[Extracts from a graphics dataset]
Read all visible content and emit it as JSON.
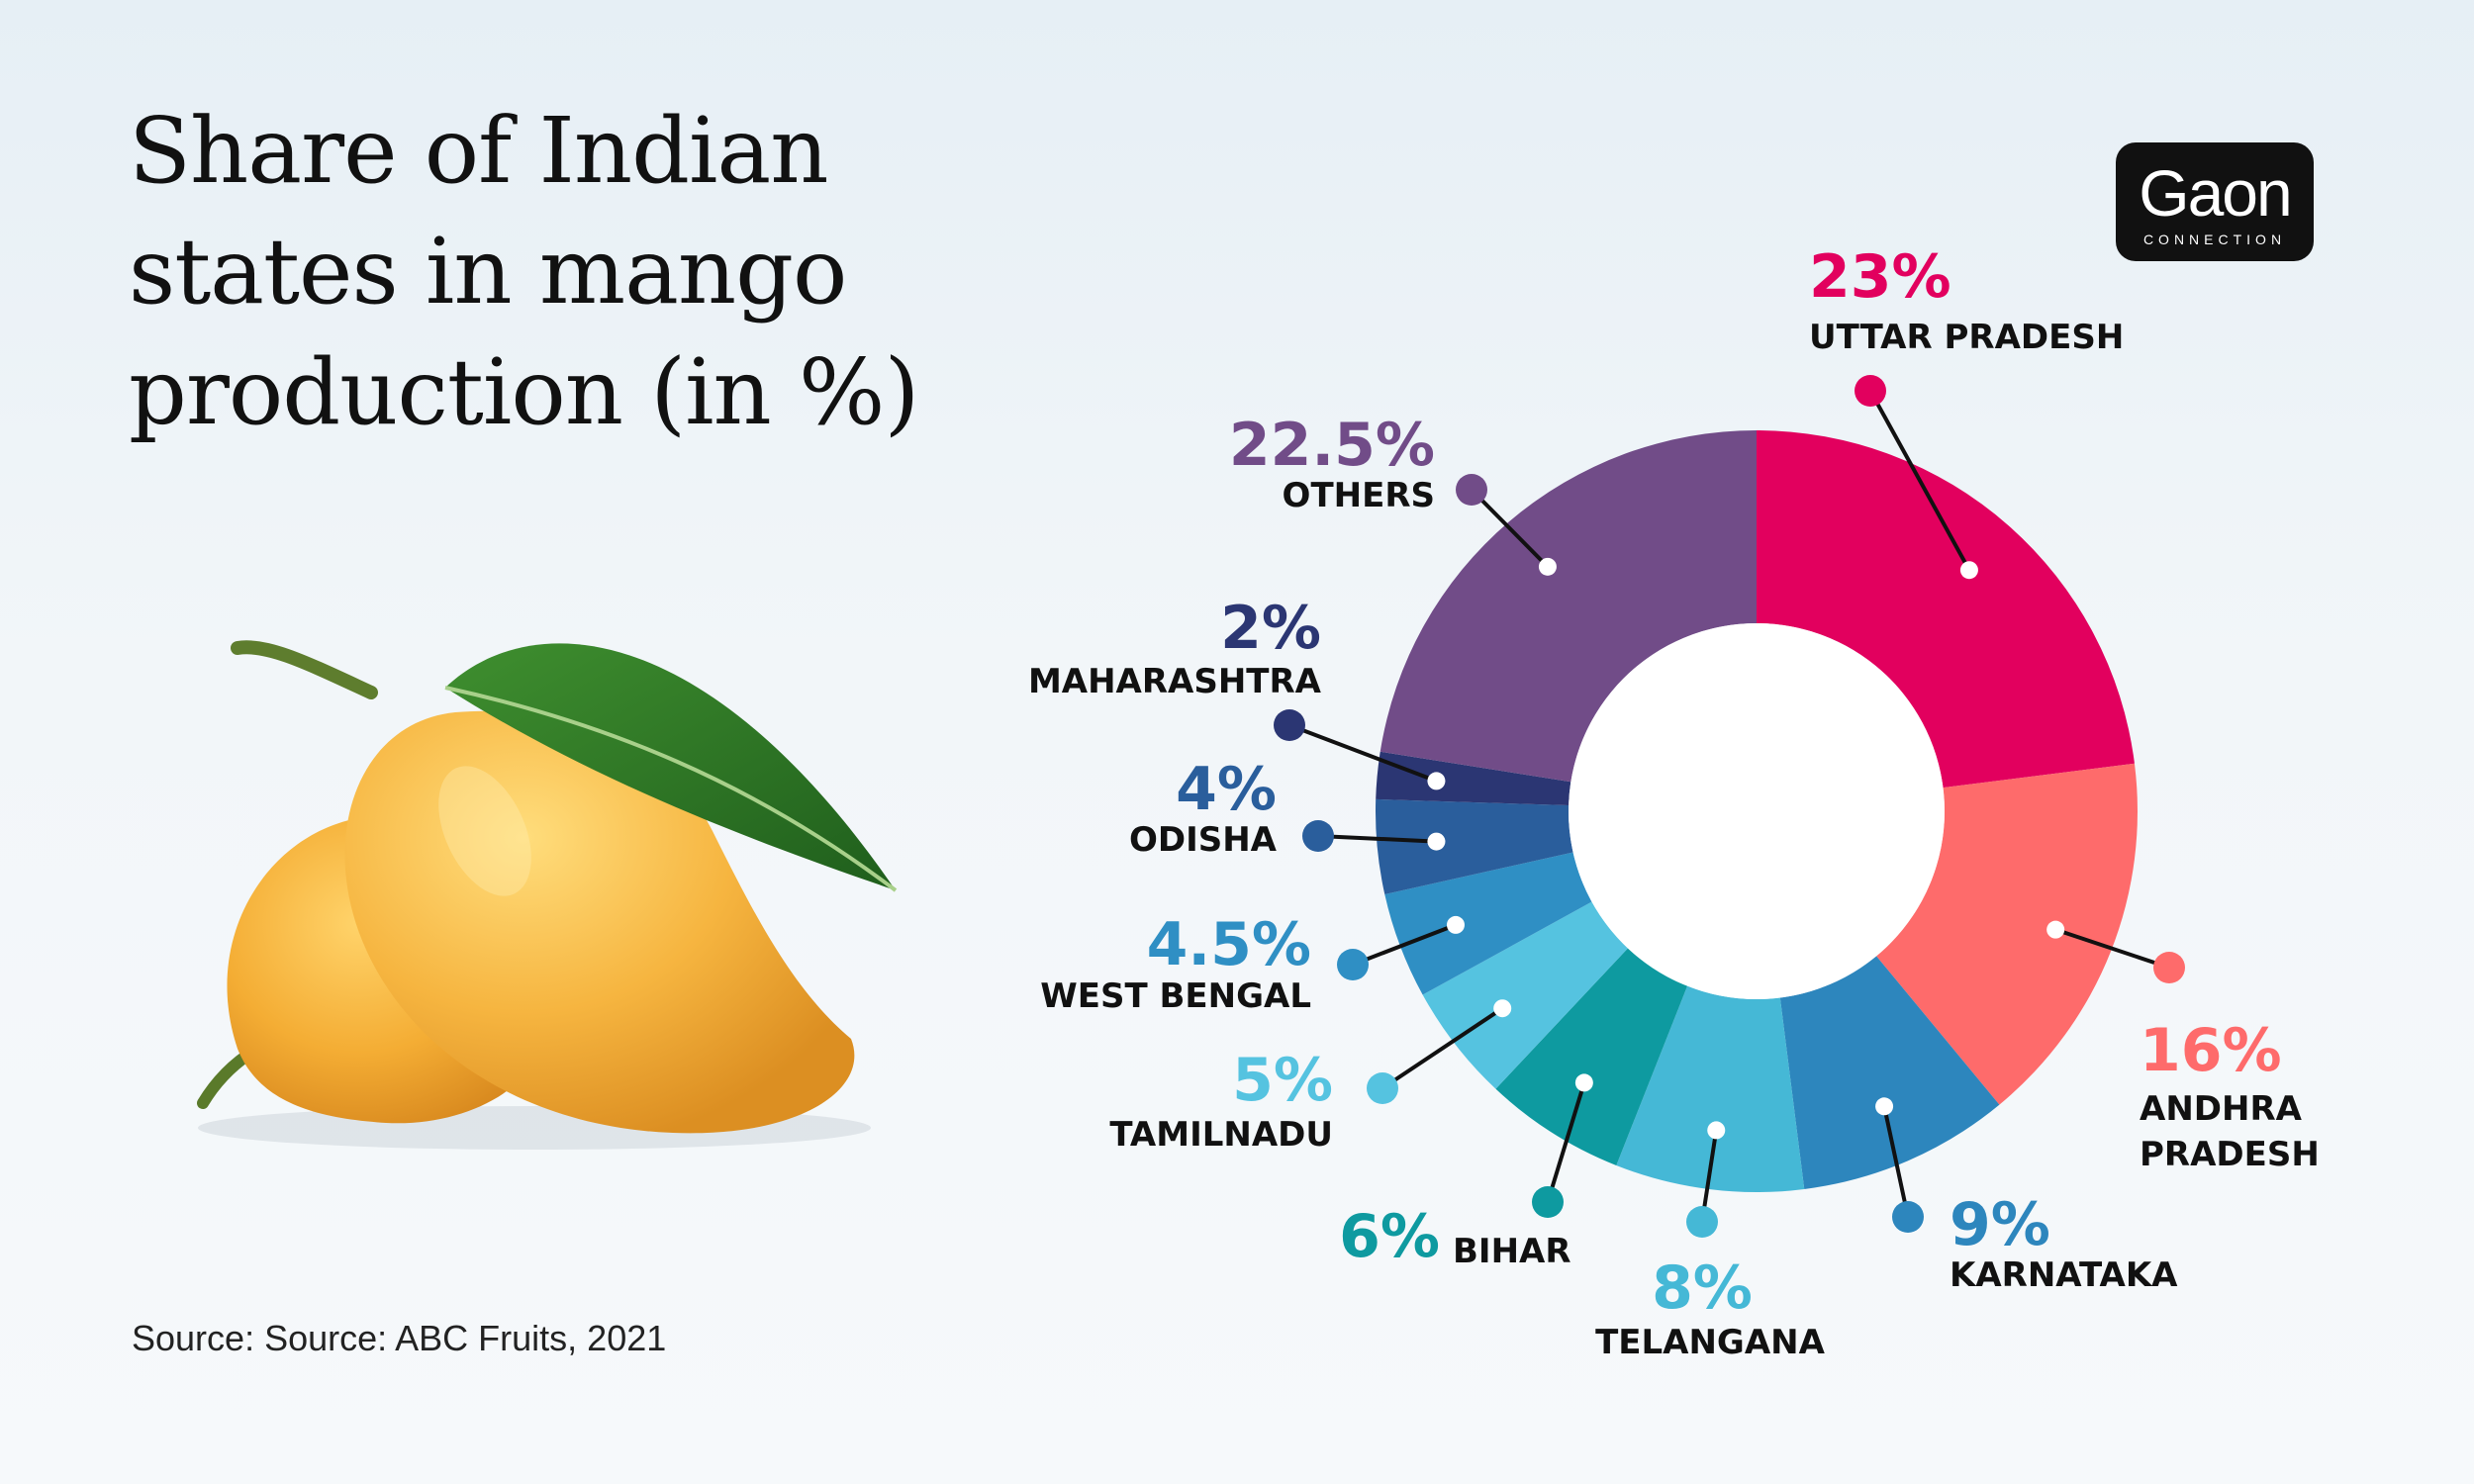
{
  "title_lines": [
    "Share of Indian",
    "states in mango",
    "production (in %)"
  ],
  "source": "Source: Source: ABC Fruits, 2021",
  "logo": {
    "word": "Gaon",
    "sub": "CONNECTION"
  },
  "chart_data": {
    "type": "pie",
    "variant": "donut",
    "title": "Share of Indian states in mango production (in %)",
    "unit": "%",
    "start": "top, clockwise",
    "slices": [
      {
        "label": "UTTAR PRADESH",
        "label_lines": [
          "UTTAR PRADESH"
        ],
        "value": 23,
        "pct_text": "23%",
        "color": "#e2005e",
        "label_color": "#111111"
      },
      {
        "label": "ANDHRA PRADESH",
        "label_lines": [
          "ANDHRA",
          "PRADESH"
        ],
        "value": 16,
        "pct_text": "16%",
        "color": "#fe6b6b",
        "label_color": "#111111"
      },
      {
        "label": "KARNATAKA",
        "label_lines": [
          "KARNATAKA"
        ],
        "value": 9,
        "pct_text": "9%",
        "color": "#2d86bd",
        "label_color": "#2d86bd"
      },
      {
        "label": "TELANGANA",
        "label_lines": [
          "TELANGANA"
        ],
        "value": 8,
        "pct_text": "8%",
        "color": "#45b8d6",
        "label_color": "#111111"
      },
      {
        "label": "BIHAR",
        "label_lines": [
          "BIHAR"
        ],
        "value": 6,
        "pct_text": "6%",
        "color": "#0e9aa0",
        "label_color": "#111111"
      },
      {
        "label": "TAMILNADU",
        "label_lines": [
          "TAMILNADU"
        ],
        "value": 5,
        "pct_text": "5%",
        "color": "#55c3e0",
        "label_color": "#111111"
      },
      {
        "label": "WEST BENGAL",
        "label_lines": [
          "WEST BENGAL"
        ],
        "value": 4.5,
        "pct_text": "4.5%",
        "color": "#2f8fc4",
        "label_color": "#111111"
      },
      {
        "label": "ODISHA",
        "label_lines": [
          "ODISHA"
        ],
        "value": 4,
        "pct_text": "4%",
        "color": "#2a5e9c",
        "label_color": "#111111"
      },
      {
        "label": "MAHARASHTRA",
        "label_lines": [
          "MAHARASHTRA"
        ],
        "value": 2,
        "pct_text": "2%",
        "color": "#2b3673",
        "label_color": "#111111"
      },
      {
        "label": "OTHERS",
        "label_lines": [
          "OTHERS"
        ],
        "value": 22.5,
        "pct_text": "22.5%",
        "color": "#714c88",
        "label_color": "#111111"
      }
    ]
  }
}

Set task:
Search the entries for the word "Share", then list each line that holds it.

Answer to the exercise:
    "Share of Indian",
    "title": "Share of Indian states in mango production (in %)",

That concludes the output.